╔══
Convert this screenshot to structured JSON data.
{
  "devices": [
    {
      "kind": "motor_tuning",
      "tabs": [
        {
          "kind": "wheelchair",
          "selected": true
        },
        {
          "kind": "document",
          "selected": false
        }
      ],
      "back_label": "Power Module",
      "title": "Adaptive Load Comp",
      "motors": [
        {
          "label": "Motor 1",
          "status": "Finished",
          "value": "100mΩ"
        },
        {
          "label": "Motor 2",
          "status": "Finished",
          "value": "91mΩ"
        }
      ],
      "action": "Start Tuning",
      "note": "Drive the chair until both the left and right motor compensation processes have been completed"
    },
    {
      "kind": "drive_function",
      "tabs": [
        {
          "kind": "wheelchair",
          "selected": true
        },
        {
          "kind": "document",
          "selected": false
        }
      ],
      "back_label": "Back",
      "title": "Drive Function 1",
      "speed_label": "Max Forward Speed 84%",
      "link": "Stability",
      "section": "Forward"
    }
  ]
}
╚══
╔══
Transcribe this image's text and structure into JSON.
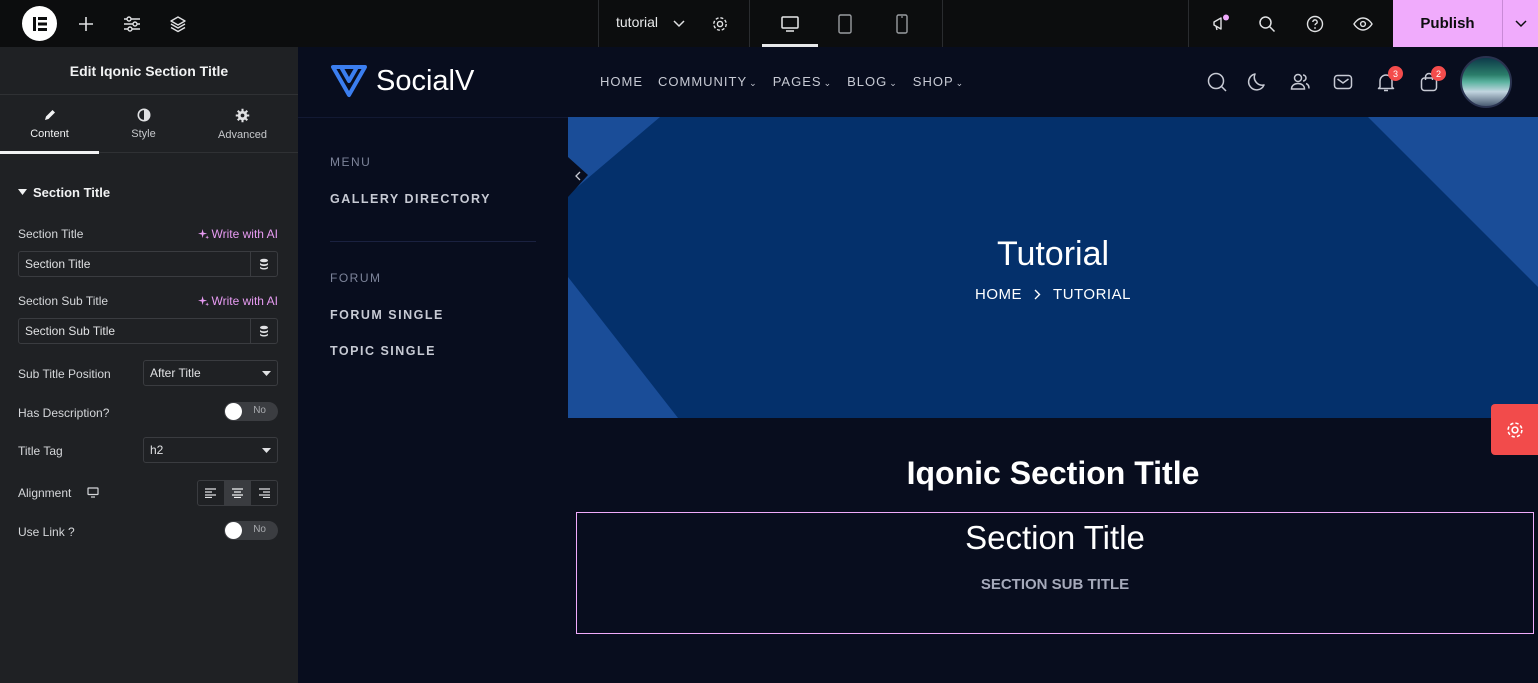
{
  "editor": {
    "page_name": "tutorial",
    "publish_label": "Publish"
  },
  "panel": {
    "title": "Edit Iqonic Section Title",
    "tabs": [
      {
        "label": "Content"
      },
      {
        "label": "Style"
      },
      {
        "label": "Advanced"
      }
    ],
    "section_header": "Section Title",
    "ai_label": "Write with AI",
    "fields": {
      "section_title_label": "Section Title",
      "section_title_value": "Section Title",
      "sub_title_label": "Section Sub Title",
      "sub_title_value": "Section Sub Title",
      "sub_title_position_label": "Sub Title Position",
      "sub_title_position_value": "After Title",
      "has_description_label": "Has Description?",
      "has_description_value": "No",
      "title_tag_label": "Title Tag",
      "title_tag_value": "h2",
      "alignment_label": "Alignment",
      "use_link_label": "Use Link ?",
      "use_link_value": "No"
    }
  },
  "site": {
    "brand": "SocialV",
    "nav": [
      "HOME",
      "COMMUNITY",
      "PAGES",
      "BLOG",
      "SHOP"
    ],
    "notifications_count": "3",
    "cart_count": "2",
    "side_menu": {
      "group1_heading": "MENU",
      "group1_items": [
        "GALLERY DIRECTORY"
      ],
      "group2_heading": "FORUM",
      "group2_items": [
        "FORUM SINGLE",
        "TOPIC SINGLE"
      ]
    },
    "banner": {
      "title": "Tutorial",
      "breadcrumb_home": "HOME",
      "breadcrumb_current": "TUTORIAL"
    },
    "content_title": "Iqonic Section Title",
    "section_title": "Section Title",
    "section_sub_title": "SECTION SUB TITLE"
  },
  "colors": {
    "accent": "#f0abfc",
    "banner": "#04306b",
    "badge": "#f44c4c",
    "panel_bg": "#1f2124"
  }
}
╚══
╔══
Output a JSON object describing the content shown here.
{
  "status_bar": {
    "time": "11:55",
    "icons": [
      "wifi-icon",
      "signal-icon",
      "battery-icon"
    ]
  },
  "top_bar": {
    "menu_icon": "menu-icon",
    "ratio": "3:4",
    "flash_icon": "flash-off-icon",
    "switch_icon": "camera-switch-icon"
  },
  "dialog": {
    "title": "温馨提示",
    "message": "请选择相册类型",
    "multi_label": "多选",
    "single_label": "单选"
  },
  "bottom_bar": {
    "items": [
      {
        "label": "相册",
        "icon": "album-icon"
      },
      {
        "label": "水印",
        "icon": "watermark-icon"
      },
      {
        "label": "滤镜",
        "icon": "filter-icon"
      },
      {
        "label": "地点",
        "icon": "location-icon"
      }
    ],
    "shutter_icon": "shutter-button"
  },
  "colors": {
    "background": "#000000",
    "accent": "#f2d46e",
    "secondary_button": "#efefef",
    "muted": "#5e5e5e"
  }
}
╚══
**Required task**
Which lines contain "JSON"? Show each of them.

**Answer to this exercise**
Convert this screenshot to structured JSON data.
Transcribe this image's text and structure into JSON.
Output a JSON object describing the content shown here.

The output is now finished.